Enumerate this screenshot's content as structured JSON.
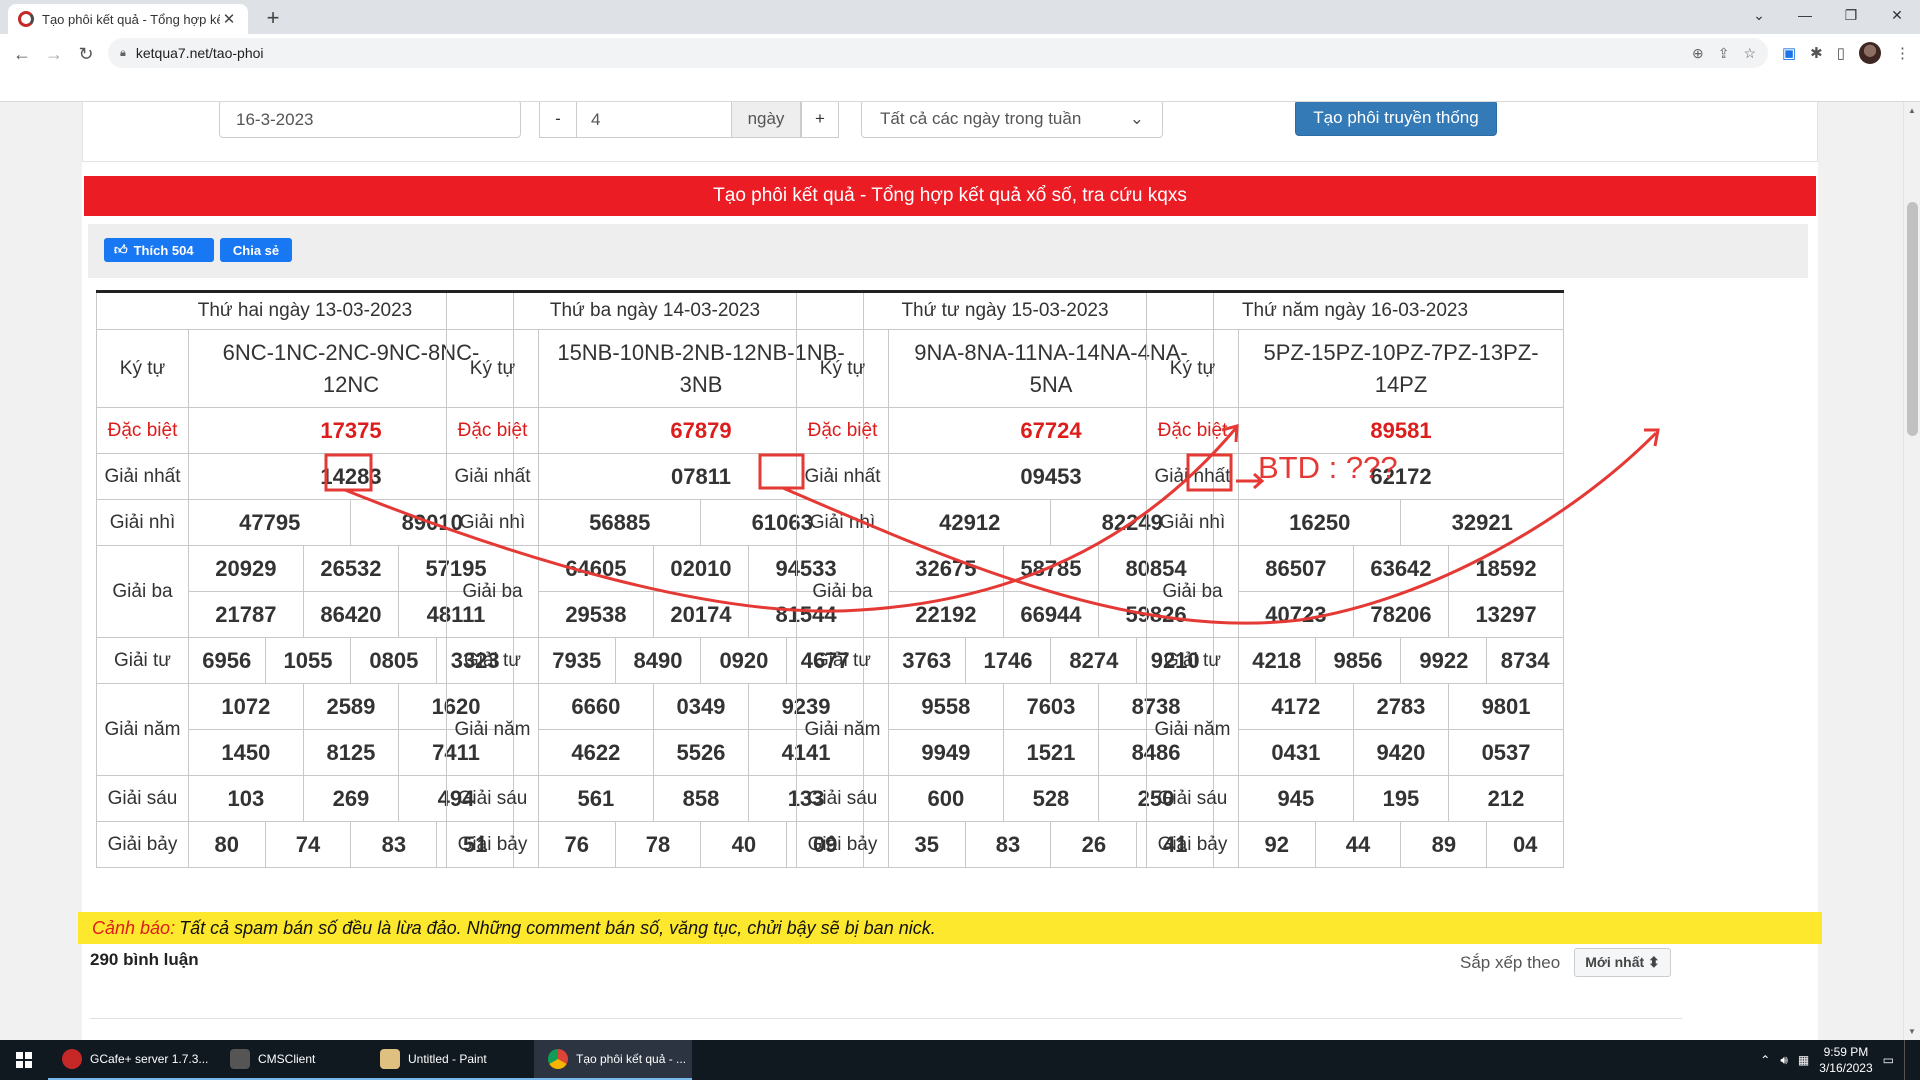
{
  "browser": {
    "tab_title": "Tạo phôi kết quả - Tổng hợp kết",
    "url": "ketqua7.net/tao-phoi",
    "window_controls": [
      "⌄",
      "—",
      "❐",
      "✕"
    ]
  },
  "form": {
    "date": "16-3-2023",
    "minus": "-",
    "days": "4",
    "unit": "ngày",
    "plus": "+",
    "weekday_select": "Tất cả các ngày trong tuần",
    "generate_button": "Tạo phôi truyền thống"
  },
  "banner": "Tạo phôi kết quả - Tổng hợp kết quả xổ số, tra cứu kqxs",
  "social": {
    "like": "Thích 504",
    "share": "Chia sẻ"
  },
  "labels": {
    "kytu": "Ký tự",
    "db": "Đặc biệt",
    "g1": "Giải nhất",
    "g2": "Giải nhì",
    "g3": "Giải ba",
    "g4": "Giải tư",
    "g5": "Giải năm",
    "g6": "Giải sáu",
    "g7": "Giải bảy"
  },
  "days": [
    {
      "header": "Thứ hai ngày 13-03-2023",
      "kytu": "6NC-1NC-2NC-9NC-8NC-12NC",
      "db": "17375",
      "g1": "14283",
      "g2": [
        "47795",
        "89010"
      ],
      "g3": [
        "20929",
        "26532",
        "57195",
        "21787",
        "86420",
        "48111"
      ],
      "g4": [
        "6956",
        "1055",
        "0805",
        "3323"
      ],
      "g5": [
        "1072",
        "2589",
        "1620",
        "1450",
        "8125",
        "7411"
      ],
      "g6": [
        "103",
        "269",
        "494"
      ],
      "g7": [
        "80",
        "74",
        "83",
        "51"
      ]
    },
    {
      "header": "Thứ ba ngày 14-03-2023",
      "kytu": "15NB-10NB-2NB-12NB-1NB-3NB",
      "db": "67879",
      "g1": "07811",
      "g2": [
        "56885",
        "61063"
      ],
      "g3": [
        "64605",
        "02010",
        "94533",
        "29538",
        "20174",
        "81544"
      ],
      "g4": [
        "7935",
        "8490",
        "0920",
        "4677"
      ],
      "g5": [
        "6660",
        "0349",
        "9239",
        "4622",
        "5526",
        "4141"
      ],
      "g6": [
        "561",
        "858",
        "133"
      ],
      "g7": [
        "76",
        "78",
        "40",
        "09"
      ]
    },
    {
      "header": "Thứ tư ngày 15-03-2023",
      "kytu": "9NA-8NA-11NA-14NA-4NA-5NA",
      "db": "67724",
      "g1": "09453",
      "g2": [
        "42912",
        "82249"
      ],
      "g3": [
        "32675",
        "58785",
        "80854",
        "22192",
        "66944",
        "59826"
      ],
      "g4": [
        "3763",
        "1746",
        "8274",
        "9210"
      ],
      "g5": [
        "9558",
        "7603",
        "8738",
        "9949",
        "1521",
        "8486"
      ],
      "g6": [
        "600",
        "528",
        "250"
      ],
      "g7": [
        "35",
        "83",
        "26",
        "41"
      ]
    },
    {
      "header": "Thứ năm ngày 16-03-2023",
      "kytu": "5PZ-15PZ-10PZ-7PZ-13PZ-14PZ",
      "db": "89581",
      "g1": "62172",
      "g2": [
        "16250",
        "32921"
      ],
      "g3": [
        "86507",
        "63642",
        "18592",
        "40723",
        "78206",
        "13297"
      ],
      "g4": [
        "4218",
        "9856",
        "9922",
        "8734"
      ],
      "g5": [
        "4172",
        "2783",
        "9801",
        "0431",
        "9420",
        "0537"
      ],
      "g6": [
        "945",
        "195",
        "212"
      ],
      "g7": [
        "92",
        "44",
        "89",
        "04"
      ]
    }
  ],
  "annotation": "BTD : ???",
  "annotation_color": "#e53935",
  "warning": {
    "label": "Cảnh báo:",
    "text": "Tất cả spam bán số đều là lừa đảo. Những comment bán số, văng tục, chửi bậy sẽ bị ban nick."
  },
  "comments": {
    "count": "290 bình luận",
    "sort_label": "Sắp xếp theo",
    "sort_value": "Mới nhất ⬍"
  },
  "taskbar": {
    "items": [
      "GCafe+ server 1.7.3...",
      "CMSClient",
      "Untitled - Paint",
      "Tạo phôi kết quả - ..."
    ],
    "time": "9:59 PM",
    "date": "3/16/2023"
  }
}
——
#### Exercise aim
Check each line of the listing above for the string "header", then report only how many lines have it.

#### Problem solution
4